» **GOAL**:
Skip every picture, and output exactly the lines starting at the one with "Decode this image" and running through the last line of the material below.
[START DATA SHOWN]
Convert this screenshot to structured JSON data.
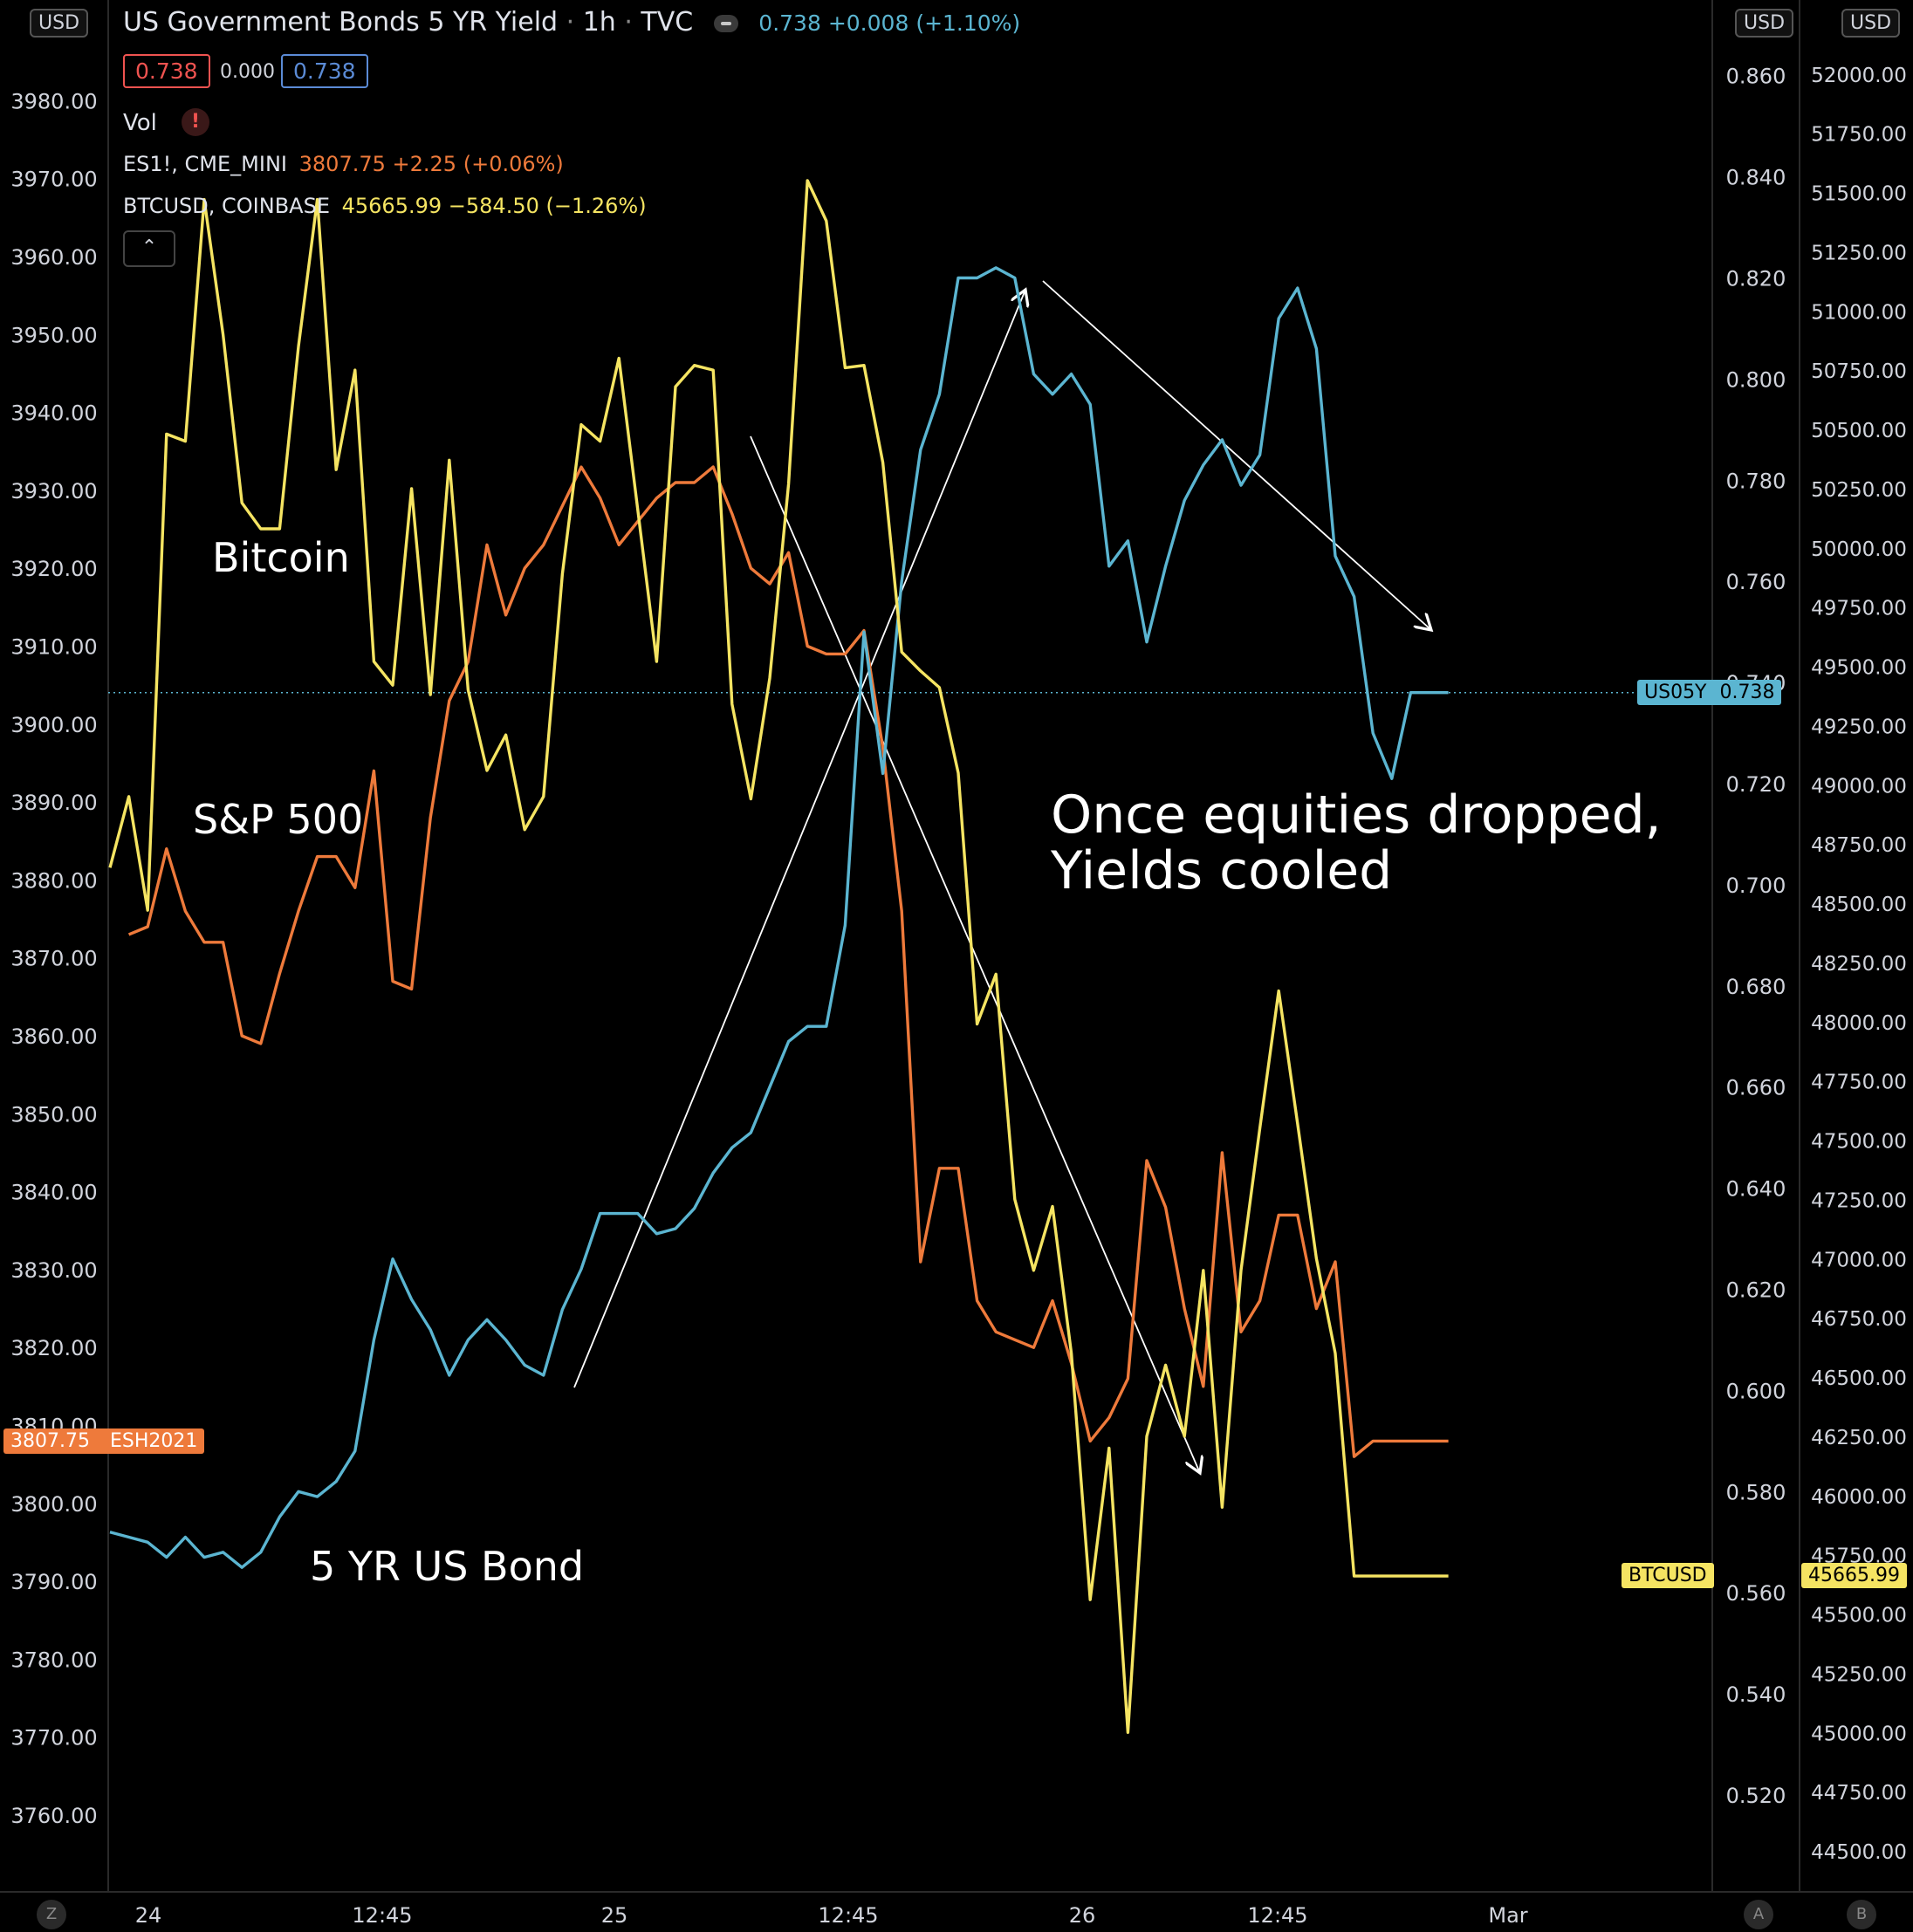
{
  "header": {
    "title": "US Government Bonds 5 YR Yield",
    "interval": "1h",
    "source": "TVC",
    "quote_last": "0.738",
    "quote_change": "+0.008",
    "quote_change_pct": "(+1.10%)",
    "bid": "0.738",
    "spread": "0.000",
    "ask": "0.738",
    "vol_label": "Vol",
    "vol_warning": "!",
    "es_name": "ES1!, CME_MINI",
    "es_price": "3807.75",
    "es_change": "+2.25",
    "es_change_pct": "(+0.06%)",
    "btc_name": "BTCUSD, COINBASE",
    "btc_price": "45665.99",
    "btc_change": "−584.50",
    "btc_change_pct": "(−1.26%)",
    "collapse_icon": "chevron-up-icon",
    "currency": "USD"
  },
  "bottom_bar": {
    "left_button": "Z",
    "auto_button": "A",
    "b_button": "B"
  },
  "colors": {
    "yield": "#5bb5d1",
    "sp500": "#ee7a3b",
    "bitcoin": "#f5e462",
    "background": "#000000",
    "bid_red": "#ef5350",
    "ask_blue": "#5b8bd6"
  },
  "price_tags": {
    "sp500_price": "3807.75",
    "sp500_symbol": "ESH2021",
    "yield_symbol": "US05Y",
    "yield_price": "0.738",
    "btc_symbol": "BTCUSD",
    "btc_price": "45665.99"
  },
  "annotations": {
    "bitcoin": "Bitcoin",
    "sp500": "S&P 500",
    "bond": "5 YR US Bond",
    "note_line1": "Once equities dropped,",
    "note_line2": "Yields cooled"
  },
  "chart_data": {
    "type": "line",
    "title": "US Government Bonds 5 YR Yield · 1h · TVC",
    "x_ticks": [
      "24",
      "12:45",
      "25",
      "12:45",
      "26",
      "12:45",
      "Mar"
    ],
    "axes": {
      "left": {
        "currency": "USD",
        "range": [
          3752,
          3990
        ],
        "ticks": [
          3760,
          3770,
          3780,
          3790,
          3800,
          3810,
          3820,
          3830,
          3840,
          3850,
          3860,
          3870,
          3880,
          3890,
          3900,
          3910,
          3920,
          3930,
          3940,
          3950,
          3960,
          3970,
          3980
        ]
      },
      "right_yield": {
        "currency": "USD",
        "range": [
          0.505,
          0.872
        ],
        "ticks": [
          0.52,
          0.54,
          0.56,
          0.58,
          0.6,
          0.62,
          0.64,
          0.66,
          0.68,
          0.7,
          0.72,
          0.74,
          0.76,
          0.78,
          0.8,
          0.82,
          0.84,
          0.86
        ]
      },
      "right_btc": {
        "currency": "USD",
        "range": [
          44400,
          52300
        ],
        "ticks": [
          44500,
          44750,
          45000,
          45250,
          45500,
          45750,
          46000,
          46250,
          46500,
          46750,
          47000,
          47250,
          47500,
          47750,
          48000,
          48250,
          48500,
          48750,
          49000,
          49250,
          49500,
          49750,
          50000,
          50250,
          50500,
          50750,
          51000,
          51250,
          51500,
          51750,
          52000
        ]
      }
    },
    "current_value_line": 0.738,
    "series": [
      {
        "name": "US05Y",
        "axis": "right_yield",
        "x": [
          0,
          1,
          2,
          3,
          4,
          5,
          6,
          7,
          8,
          9,
          10,
          11,
          12,
          13,
          14,
          15,
          16,
          17,
          18,
          19,
          20,
          21,
          22,
          23,
          24,
          25,
          26,
          27,
          28,
          29,
          30,
          31,
          32,
          33,
          34,
          35,
          36,
          37,
          38,
          39,
          40,
          41,
          42,
          43,
          44,
          45,
          46,
          47,
          48,
          49,
          50,
          51,
          52,
          53,
          54,
          55,
          56,
          57,
          58,
          59,
          60,
          61,
          62,
          63,
          64,
          65,
          66,
          67,
          68,
          69,
          70,
          71
        ],
        "values": [
          0.572,
          0.571,
          0.57,
          0.567,
          0.571,
          0.567,
          0.568,
          0.565,
          0.568,
          0.575,
          0.58,
          0.579,
          0.582,
          0.588,
          0.61,
          0.626,
          0.618,
          0.612,
          0.603,
          0.61,
          0.614,
          0.61,
          0.605,
          0.603,
          0.616,
          0.624,
          0.635,
          0.635,
          0.635,
          0.631,
          0.632,
          0.636,
          0.643,
          0.648,
          0.651,
          0.66,
          0.669,
          0.672,
          0.672,
          0.692,
          0.75,
          0.722,
          0.76,
          0.786,
          0.797,
          0.82,
          0.82,
          0.822,
          0.82,
          0.801,
          0.797,
          0.801,
          0.795,
          0.763,
          0.768,
          0.748,
          0.763,
          0.776,
          0.783,
          0.788,
          0.779,
          0.785,
          0.812,
          0.818,
          0.806,
          0.765,
          0.757,
          0.73,
          0.721,
          0.738,
          0.738,
          0.738
        ]
      },
      {
        "name": "ES1!",
        "axis": "left",
        "x": [
          1,
          2,
          3,
          4,
          5,
          6,
          7,
          8,
          9,
          10,
          11,
          12,
          13,
          14,
          15,
          16,
          17,
          18,
          19,
          20,
          21,
          22,
          23,
          24,
          25,
          26,
          27,
          28,
          29,
          30,
          31,
          32,
          33,
          34,
          35,
          36,
          37,
          38,
          39,
          40,
          41,
          42,
          43,
          44,
          45,
          46,
          47,
          48,
          49,
          50,
          51,
          52,
          53,
          54,
          55,
          56,
          57,
          58,
          59,
          60,
          61,
          62,
          63,
          64,
          65,
          66,
          67,
          68,
          69,
          70,
          71
        ],
        "values": [
          3873,
          3874,
          3884,
          3876,
          3872,
          3872,
          3860,
          3859,
          3868,
          3876,
          3883,
          3883,
          3879,
          3894,
          3867,
          3866,
          3888,
          3903,
          3908,
          3923,
          3914,
          3920,
          3923,
          3928,
          3933,
          3929,
          3923,
          3926,
          3929,
          3931,
          3931,
          3933,
          3927,
          3920,
          3918,
          3922,
          3910,
          3909,
          3909,
          3912,
          3897,
          3876,
          3831,
          3843,
          3843,
          3826,
          3822,
          3821,
          3820,
          3826,
          3818,
          3808,
          3811,
          3816,
          3844,
          3838,
          3825,
          3815,
          3845,
          3822,
          3826,
          3837,
          3837,
          3825,
          3831,
          3806,
          3808,
          3808,
          3808,
          3808,
          3808
        ]
      },
      {
        "name": "BTCUSD",
        "axis": "right_btc",
        "x": [
          0,
          1,
          2,
          3,
          4,
          5,
          6,
          7,
          8,
          9,
          10,
          11,
          12,
          13,
          14,
          15,
          16,
          17,
          18,
          19,
          20,
          21,
          22,
          23,
          24,
          25,
          26,
          27,
          28,
          29,
          30,
          31,
          32,
          33,
          34,
          35,
          36,
          37,
          38,
          39,
          40,
          41,
          42,
          43,
          44,
          45,
          46,
          47,
          48,
          49,
          50,
          51,
          52,
          53,
          54,
          55,
          56,
          57,
          58,
          59,
          60,
          61,
          62,
          63,
          64,
          65,
          66,
          67,
          68,
          69,
          70,
          71
        ],
        "values": [
          48650,
          48950,
          48470,
          50480,
          50450,
          51470,
          50900,
          50190,
          50080,
          50080,
          50850,
          51470,
          50330,
          50750,
          49520,
          49420,
          50250,
          49380,
          50370,
          49400,
          49060,
          49210,
          48810,
          48950,
          49890,
          50520,
          50450,
          50800,
          50160,
          49520,
          50680,
          50770,
          50750,
          49340,
          48940,
          49450,
          50270,
          51550,
          51380,
          50760,
          50770,
          50360,
          49560,
          49480,
          49410,
          49050,
          47990,
          48200,
          47250,
          46950,
          47220,
          46600,
          45560,
          46200,
          45000,
          46250,
          46550,
          46250,
          46950,
          45950,
          46950,
          47550,
          48130,
          47570,
          47000,
          46600,
          45660,
          45660,
          45660,
          45660,
          45660,
          45660
        ]
      }
    ]
  }
}
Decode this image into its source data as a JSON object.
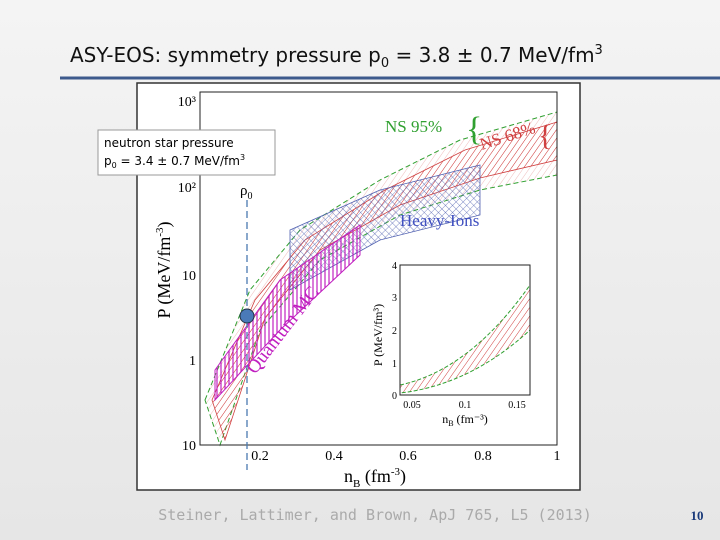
{
  "slide": {
    "title": {
      "text": "ASY-EOS: symmetry pressure p",
      "sub": "0",
      "rest": " = 3.8 ± 0.7 MeV/fm",
      "sup": "3"
    },
    "callout": {
      "line1": "neutron star pressure",
      "p": "p",
      "sub": "0",
      "rest": " = 3.4 ± 0.7 MeV/fm",
      "sup": "3"
    },
    "figure": {
      "labels": {
        "ns95": "NS 95%",
        "ns68": "NS 68%",
        "heavy_ions": "Heavy-Ions",
        "quantum_mc": "Quantum MC",
        "rho": "ρ",
        "rho_sub": "0"
      },
      "y_label": {
        "text": "P (MeV/fm",
        "sup": "-3",
        "end": ")"
      },
      "x_label": {
        "text": "n",
        "sub": "B",
        "rest": " (fm",
        "sup": "-3",
        "end": ")"
      },
      "y_ticks": [
        "10³",
        "10²",
        "10",
        "1",
        "10"
      ],
      "x_ticks": [
        "0.2",
        "0.4",
        "0.6",
        "0.8",
        "1"
      ],
      "inset": {
        "y_label": "P (MeV/fm³)",
        "x_label": "n",
        "x_sub": "B",
        "x_rest": " (fm⁻³)",
        "y_ticks": [
          "0",
          "1",
          "2",
          "3",
          "4"
        ],
        "x_ticks": [
          "0.05",
          "0.1",
          "0.15"
        ]
      }
    },
    "caption": "Steiner, Lattimer, and Brown, ApJ 765, L5 (2013)",
    "page_number": "10"
  }
}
[END DATA SHOWN]
» **IN RESPONSE**:
Decode this image into its source data as a JSON object.
{
  "slide": {
    "title": {
      "text": "ASY-EOS: symmetry pressure p",
      "sub": "0",
      "rest": " = 3.8 ± 0.7 MeV/fm",
      "sup": "3"
    },
    "callout": {
      "line1": "neutron star pressure",
      "p": "p",
      "sub": "0",
      "rest": " = 3.4 ± 0.7 MeV/fm",
      "sup": "3"
    },
    "figure": {
      "labels": {
        "ns95": "NS 95%",
        "ns68": "NS 68%",
        "heavy_ions": "Heavy-Ions",
        "quantum_mc": "Quantum MC",
        "rho": "ρ",
        "rho_sub": "0"
      },
      "y_label": {
        "text": "P (MeV/fm",
        "sup": "-3",
        "end": ")"
      },
      "x_label": {
        "text": "n",
        "sub": "B",
        "rest": " (fm",
        "sup": "-3",
        "end": ")"
      },
      "y_ticks": [
        "10³",
        "10²",
        "10",
        "1",
        "10"
      ],
      "x_ticks": [
        "0.2",
        "0.4",
        "0.6",
        "0.8",
        "1"
      ],
      "inset": {
        "y_label": "P (MeV/fm³)",
        "x_label": "n",
        "x_sub": "B",
        "x_rest": " (fm⁻³)",
        "y_ticks": [
          "0",
          "1",
          "2",
          "3",
          "4"
        ],
        "x_ticks": [
          "0.05",
          "0.1",
          "0.15"
        ]
      }
    },
    "caption": "Steiner, Lattimer, and Brown, ApJ 765, L5 (2013)",
    "page_number": "10"
  }
}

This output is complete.